> _Raw records_
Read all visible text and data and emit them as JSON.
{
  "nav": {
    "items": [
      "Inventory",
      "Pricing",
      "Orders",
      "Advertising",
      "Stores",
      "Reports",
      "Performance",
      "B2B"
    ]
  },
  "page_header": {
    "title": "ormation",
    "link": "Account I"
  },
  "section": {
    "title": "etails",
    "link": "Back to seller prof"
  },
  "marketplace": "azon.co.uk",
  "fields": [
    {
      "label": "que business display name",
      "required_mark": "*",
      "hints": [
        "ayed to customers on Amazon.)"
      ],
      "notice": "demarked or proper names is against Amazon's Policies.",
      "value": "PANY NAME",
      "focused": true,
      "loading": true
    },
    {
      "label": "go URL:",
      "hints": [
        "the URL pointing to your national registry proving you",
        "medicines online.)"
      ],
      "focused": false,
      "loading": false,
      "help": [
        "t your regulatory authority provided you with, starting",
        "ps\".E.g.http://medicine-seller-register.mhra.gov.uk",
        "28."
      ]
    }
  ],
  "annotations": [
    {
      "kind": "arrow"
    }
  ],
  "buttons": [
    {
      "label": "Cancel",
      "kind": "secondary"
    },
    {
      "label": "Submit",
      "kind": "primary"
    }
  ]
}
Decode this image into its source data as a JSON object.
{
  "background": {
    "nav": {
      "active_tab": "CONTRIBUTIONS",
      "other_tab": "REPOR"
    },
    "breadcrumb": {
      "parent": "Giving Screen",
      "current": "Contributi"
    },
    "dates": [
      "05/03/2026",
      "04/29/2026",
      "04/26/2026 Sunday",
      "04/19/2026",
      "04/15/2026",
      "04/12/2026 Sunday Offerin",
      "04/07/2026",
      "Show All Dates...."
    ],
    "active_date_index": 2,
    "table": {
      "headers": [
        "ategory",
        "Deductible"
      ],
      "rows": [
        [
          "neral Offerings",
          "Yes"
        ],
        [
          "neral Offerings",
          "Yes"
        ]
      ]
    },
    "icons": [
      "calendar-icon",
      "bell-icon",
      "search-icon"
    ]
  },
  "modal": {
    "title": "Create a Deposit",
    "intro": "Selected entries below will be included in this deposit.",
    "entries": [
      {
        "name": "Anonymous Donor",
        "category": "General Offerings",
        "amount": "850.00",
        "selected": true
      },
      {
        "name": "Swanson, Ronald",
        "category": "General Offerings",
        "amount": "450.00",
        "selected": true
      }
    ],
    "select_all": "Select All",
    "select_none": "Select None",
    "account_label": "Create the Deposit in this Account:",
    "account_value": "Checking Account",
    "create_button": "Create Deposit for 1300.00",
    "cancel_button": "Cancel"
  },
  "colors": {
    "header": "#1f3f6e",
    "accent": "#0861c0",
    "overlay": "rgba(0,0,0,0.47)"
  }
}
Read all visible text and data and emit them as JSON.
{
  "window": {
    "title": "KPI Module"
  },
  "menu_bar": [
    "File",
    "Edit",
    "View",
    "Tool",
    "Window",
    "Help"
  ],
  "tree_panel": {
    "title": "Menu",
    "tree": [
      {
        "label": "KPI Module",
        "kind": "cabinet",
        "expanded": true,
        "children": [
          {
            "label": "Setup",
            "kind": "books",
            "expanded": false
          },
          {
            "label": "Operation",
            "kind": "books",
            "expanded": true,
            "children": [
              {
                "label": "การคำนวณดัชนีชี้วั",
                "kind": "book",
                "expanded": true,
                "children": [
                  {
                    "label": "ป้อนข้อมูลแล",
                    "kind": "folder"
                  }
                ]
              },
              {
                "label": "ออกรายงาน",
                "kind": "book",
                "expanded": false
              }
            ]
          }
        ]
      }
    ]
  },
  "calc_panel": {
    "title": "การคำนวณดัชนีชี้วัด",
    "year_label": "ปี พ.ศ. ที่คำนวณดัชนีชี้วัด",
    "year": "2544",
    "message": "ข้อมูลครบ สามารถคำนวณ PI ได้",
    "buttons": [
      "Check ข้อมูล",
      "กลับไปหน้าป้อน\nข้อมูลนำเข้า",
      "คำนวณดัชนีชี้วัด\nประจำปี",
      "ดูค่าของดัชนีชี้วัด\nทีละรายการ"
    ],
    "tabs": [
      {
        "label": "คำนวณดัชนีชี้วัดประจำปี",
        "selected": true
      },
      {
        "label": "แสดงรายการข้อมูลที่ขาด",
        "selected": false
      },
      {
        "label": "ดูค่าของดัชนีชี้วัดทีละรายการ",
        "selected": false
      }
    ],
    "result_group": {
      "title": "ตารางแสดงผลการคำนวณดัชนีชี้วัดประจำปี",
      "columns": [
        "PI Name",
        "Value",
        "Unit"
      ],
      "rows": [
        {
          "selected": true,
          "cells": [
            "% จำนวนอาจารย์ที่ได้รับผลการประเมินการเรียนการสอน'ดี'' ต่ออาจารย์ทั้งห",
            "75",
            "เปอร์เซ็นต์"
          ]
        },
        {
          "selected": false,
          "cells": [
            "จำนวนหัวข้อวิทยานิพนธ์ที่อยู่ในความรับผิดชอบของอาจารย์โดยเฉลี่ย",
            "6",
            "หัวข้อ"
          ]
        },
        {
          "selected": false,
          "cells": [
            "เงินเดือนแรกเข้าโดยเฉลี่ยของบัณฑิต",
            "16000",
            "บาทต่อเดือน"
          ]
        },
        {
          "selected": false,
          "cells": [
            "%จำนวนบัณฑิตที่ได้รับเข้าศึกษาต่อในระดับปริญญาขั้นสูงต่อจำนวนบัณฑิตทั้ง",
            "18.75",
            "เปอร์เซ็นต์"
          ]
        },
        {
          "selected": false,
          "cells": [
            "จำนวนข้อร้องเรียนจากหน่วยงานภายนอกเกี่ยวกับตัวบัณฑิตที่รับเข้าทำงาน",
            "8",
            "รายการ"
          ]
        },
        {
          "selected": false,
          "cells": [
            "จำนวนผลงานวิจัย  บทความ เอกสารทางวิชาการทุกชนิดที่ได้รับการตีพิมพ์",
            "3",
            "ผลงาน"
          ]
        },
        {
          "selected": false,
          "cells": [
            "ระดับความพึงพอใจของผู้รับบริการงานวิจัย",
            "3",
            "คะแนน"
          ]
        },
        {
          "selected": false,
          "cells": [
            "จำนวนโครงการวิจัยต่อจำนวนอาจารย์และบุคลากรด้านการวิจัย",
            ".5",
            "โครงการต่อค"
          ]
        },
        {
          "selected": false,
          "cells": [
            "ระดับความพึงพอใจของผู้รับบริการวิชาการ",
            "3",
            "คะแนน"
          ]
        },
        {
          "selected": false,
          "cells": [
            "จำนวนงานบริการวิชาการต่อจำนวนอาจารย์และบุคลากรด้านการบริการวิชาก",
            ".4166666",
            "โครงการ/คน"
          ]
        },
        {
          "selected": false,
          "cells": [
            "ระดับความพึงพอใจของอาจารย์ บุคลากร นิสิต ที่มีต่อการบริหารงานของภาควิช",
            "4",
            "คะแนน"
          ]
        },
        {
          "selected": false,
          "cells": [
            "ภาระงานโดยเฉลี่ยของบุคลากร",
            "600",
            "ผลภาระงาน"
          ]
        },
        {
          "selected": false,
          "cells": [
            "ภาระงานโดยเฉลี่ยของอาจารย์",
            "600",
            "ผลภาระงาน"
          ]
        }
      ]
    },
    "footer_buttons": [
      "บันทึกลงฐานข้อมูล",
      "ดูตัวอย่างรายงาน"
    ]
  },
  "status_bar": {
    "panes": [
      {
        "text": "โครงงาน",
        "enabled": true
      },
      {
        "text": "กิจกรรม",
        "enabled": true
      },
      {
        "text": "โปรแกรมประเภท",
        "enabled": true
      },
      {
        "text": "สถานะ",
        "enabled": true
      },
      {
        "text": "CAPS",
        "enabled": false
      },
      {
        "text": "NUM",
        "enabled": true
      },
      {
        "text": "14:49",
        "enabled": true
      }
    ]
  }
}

> _What to work on_
Copy each line above that contains the string "Create".

> _Final result_
    "title": "Create a Deposit",
    "account_label": "Create the Deposit in this Account:",
    "create_button": "Create Deposit for 1300.00",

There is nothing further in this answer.